═══ Data for the task ═══

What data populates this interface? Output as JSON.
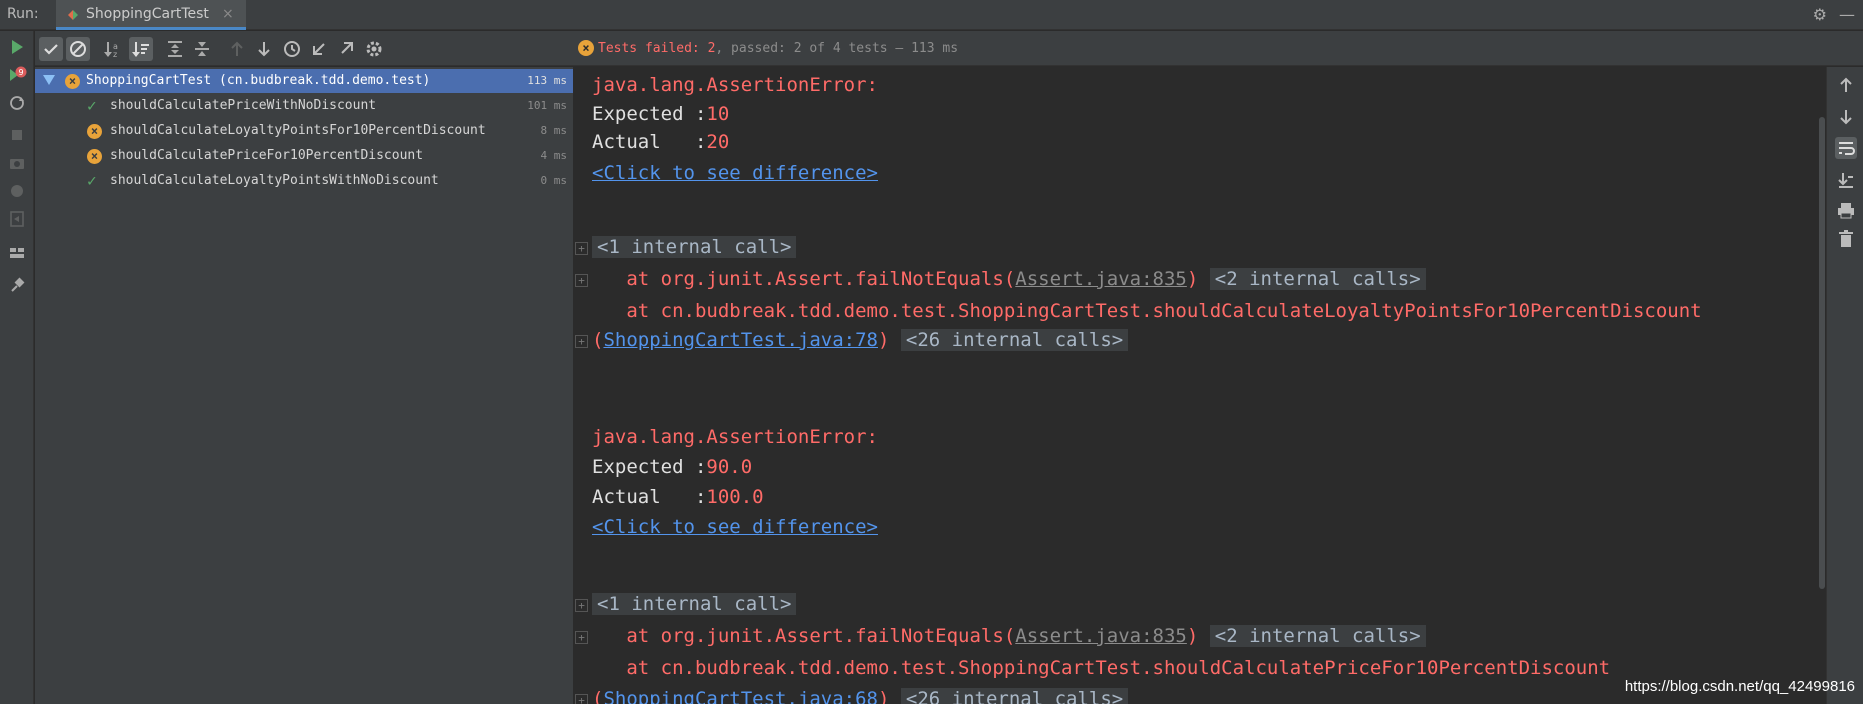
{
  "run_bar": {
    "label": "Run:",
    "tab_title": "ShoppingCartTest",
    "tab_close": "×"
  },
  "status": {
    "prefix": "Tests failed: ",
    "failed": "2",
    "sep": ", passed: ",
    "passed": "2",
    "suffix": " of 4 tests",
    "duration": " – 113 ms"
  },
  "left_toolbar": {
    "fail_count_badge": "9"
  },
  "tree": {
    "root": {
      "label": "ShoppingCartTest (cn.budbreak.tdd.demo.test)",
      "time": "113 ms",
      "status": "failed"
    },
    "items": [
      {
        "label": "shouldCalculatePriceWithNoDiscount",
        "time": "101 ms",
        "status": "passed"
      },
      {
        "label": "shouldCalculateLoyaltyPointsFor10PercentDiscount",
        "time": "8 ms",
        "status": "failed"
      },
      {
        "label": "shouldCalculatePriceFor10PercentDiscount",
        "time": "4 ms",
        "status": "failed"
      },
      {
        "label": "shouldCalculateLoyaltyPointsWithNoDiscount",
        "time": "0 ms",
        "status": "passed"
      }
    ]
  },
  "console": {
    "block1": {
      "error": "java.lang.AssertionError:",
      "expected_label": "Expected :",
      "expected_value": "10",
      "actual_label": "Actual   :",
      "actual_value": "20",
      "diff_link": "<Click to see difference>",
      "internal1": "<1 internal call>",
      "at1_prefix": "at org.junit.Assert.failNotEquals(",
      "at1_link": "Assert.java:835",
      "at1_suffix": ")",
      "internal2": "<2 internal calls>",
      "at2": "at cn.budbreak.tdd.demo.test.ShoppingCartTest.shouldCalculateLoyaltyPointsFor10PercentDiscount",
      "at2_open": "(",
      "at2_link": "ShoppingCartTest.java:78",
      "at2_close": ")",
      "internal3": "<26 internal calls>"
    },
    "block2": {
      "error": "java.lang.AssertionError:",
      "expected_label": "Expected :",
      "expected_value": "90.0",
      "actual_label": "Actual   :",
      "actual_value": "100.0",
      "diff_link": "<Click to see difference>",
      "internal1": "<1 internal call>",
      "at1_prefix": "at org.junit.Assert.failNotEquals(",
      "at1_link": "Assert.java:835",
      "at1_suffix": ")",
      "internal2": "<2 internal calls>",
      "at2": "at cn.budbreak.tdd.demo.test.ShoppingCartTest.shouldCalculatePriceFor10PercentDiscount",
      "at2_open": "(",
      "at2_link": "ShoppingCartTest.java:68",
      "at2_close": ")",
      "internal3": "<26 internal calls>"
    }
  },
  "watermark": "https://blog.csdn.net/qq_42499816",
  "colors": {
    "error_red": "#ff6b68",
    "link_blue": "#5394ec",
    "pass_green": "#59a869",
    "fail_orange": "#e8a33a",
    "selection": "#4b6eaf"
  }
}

═══
═══ Data for the task ═══

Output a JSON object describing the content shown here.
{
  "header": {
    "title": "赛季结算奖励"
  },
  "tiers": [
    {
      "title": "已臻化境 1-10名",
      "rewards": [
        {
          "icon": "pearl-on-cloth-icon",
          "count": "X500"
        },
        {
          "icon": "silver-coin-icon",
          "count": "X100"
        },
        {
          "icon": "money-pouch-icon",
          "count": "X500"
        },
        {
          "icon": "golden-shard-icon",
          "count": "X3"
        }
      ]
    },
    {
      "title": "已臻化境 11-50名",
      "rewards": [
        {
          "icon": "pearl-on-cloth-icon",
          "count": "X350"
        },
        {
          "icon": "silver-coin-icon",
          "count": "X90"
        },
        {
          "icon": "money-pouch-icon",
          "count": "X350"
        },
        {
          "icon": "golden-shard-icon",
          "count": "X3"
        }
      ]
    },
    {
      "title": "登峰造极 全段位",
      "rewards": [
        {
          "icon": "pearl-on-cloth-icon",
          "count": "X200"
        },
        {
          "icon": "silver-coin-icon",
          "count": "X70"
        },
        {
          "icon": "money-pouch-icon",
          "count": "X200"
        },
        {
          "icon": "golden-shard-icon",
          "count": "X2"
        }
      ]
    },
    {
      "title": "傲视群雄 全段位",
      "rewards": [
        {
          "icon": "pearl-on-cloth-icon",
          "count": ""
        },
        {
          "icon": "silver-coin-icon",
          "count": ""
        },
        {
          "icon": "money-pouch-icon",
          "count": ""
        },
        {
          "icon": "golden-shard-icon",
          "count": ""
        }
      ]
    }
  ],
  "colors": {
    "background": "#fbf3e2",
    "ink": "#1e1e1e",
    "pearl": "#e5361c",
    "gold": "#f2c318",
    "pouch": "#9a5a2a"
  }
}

═══
═══ Data for the task ═══

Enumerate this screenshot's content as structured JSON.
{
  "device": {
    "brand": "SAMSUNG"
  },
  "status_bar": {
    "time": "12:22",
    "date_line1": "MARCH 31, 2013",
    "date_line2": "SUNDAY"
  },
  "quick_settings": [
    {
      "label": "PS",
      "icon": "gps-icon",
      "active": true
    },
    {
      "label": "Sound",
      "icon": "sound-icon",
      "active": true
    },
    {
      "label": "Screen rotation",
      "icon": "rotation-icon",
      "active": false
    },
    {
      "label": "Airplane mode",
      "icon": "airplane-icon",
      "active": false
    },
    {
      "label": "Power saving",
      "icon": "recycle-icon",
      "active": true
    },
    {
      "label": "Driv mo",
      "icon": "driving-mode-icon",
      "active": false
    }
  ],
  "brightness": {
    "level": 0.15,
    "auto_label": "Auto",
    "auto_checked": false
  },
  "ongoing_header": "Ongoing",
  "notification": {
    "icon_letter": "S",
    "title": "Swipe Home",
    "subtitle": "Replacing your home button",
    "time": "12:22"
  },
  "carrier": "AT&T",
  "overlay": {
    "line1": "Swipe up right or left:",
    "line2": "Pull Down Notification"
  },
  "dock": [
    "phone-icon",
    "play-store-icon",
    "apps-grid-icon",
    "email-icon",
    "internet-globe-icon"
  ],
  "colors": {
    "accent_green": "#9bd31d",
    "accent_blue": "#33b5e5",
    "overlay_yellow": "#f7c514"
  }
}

═══

## [Directions]
Search the lines for "budbreak". Copy each line that has it.

## [Exercise result]
      "label": "ShoppingCartTest (cn.budbreak.tdd.demo.test)",
      "at2": "at cn.budbreak.tdd.demo.test.ShoppingCartTest.shouldCalculateLoyaltyPointsFor10PercentDiscount",
      "at2": "at cn.budbreak.tdd.demo.test.ShoppingCartTest.shouldCalculatePriceFor10PercentDiscount",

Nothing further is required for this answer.